Your objective: Repeat the material exactly as it appears.

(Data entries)
--

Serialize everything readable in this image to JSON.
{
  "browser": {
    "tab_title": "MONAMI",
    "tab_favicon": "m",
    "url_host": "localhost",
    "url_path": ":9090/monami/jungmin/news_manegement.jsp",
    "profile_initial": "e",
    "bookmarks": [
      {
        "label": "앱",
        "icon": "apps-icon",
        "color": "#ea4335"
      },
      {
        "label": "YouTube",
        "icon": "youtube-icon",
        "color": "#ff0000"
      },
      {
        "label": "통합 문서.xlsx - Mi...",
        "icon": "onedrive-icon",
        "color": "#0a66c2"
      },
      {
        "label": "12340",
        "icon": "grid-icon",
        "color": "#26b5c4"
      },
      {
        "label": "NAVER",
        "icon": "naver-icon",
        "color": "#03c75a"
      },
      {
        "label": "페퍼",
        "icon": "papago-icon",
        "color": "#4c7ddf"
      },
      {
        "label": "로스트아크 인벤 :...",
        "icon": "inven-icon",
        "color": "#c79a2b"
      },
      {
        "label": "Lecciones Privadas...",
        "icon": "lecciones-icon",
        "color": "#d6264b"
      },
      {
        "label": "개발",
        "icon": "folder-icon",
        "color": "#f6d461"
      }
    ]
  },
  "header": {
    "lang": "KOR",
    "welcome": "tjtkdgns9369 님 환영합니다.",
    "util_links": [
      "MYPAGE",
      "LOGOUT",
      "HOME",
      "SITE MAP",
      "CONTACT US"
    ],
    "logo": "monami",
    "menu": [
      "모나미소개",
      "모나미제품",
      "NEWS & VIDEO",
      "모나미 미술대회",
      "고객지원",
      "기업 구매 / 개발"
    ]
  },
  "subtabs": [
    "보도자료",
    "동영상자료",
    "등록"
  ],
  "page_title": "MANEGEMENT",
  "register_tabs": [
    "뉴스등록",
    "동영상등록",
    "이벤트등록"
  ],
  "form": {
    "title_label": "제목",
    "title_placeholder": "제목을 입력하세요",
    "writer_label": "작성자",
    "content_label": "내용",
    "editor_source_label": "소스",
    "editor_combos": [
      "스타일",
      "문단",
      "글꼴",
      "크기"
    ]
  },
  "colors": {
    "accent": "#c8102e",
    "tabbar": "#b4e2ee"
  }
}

--

Response to the exercise:
Serialize everything readable in this image to JSON.
{
  "browser": {
    "tab_title": "MONAMI",
    "tab_favicon": "m",
    "url_host": "localhost",
    "url_path": ":9090/monami/jungmin/news_manegement.jsp",
    "profile_initial": "e",
    "bookmarks": [
      {
        "label": "앱",
        "icon": "apps-icon",
        "color": "#ea4335"
      },
      {
        "label": "YouTube",
        "icon": "youtube-icon",
        "color": "#ff0000"
      },
      {
        "label": "통합 문서.xlsx - Mi...",
        "icon": "onedrive-icon",
        "color": "#0a66c2"
      },
      {
        "label": "12340",
        "icon": "grid-icon",
        "color": "#26b5c4"
      },
      {
        "label": "NAVER",
        "icon": "naver-icon",
        "color": "#03c75a"
      },
      {
        "label": "페퍼",
        "icon": "papago-icon",
        "color": "#4c7ddf"
      },
      {
        "label": "로스트아크 인벤 :...",
        "icon": "inven-icon",
        "color": "#c79a2b"
      },
      {
        "label": "Lecciones Privadas...",
        "icon": "lecciones-icon",
        "color": "#d6264b"
      },
      {
        "label": "개발",
        "icon": "folder-icon",
        "color": "#f6d461"
      }
    ]
  },
  "header": {
    "lang": "KOR",
    "welcome": "tjtkdgns9369 님 환영합니다.",
    "util_links": [
      "MYPAGE",
      "LOGOUT",
      "HOME",
      "SITE MAP",
      "CONTACT US"
    ],
    "logo": "monami",
    "menu": [
      "모나미소개",
      "모나미제품",
      "NEWS & VIDEO",
      "모나미 미술대회",
      "고객지원",
      "기업 구매 / 개발"
    ]
  },
  "subtabs": [
    "보도자료",
    "동영상자료",
    "등록"
  ],
  "page_title": "MANEGEMENT",
  "register_tabs": [
    "뉴스등록",
    "동영상등록",
    "이벤트등록"
  ],
  "form": {
    "title_label": "제목",
    "title_placeholder": "제목을 입력하세요",
    "writer_label": "작성자",
    "content_label": "내용",
    "editor_source_label": "소스",
    "editor_combos": [
      "스타일",
      "문단",
      "글꼴",
      "크기"
    ]
  },
  "colors": {
    "accent": "#c8102e",
    "tabbar": "#b4e2ee"
  }
}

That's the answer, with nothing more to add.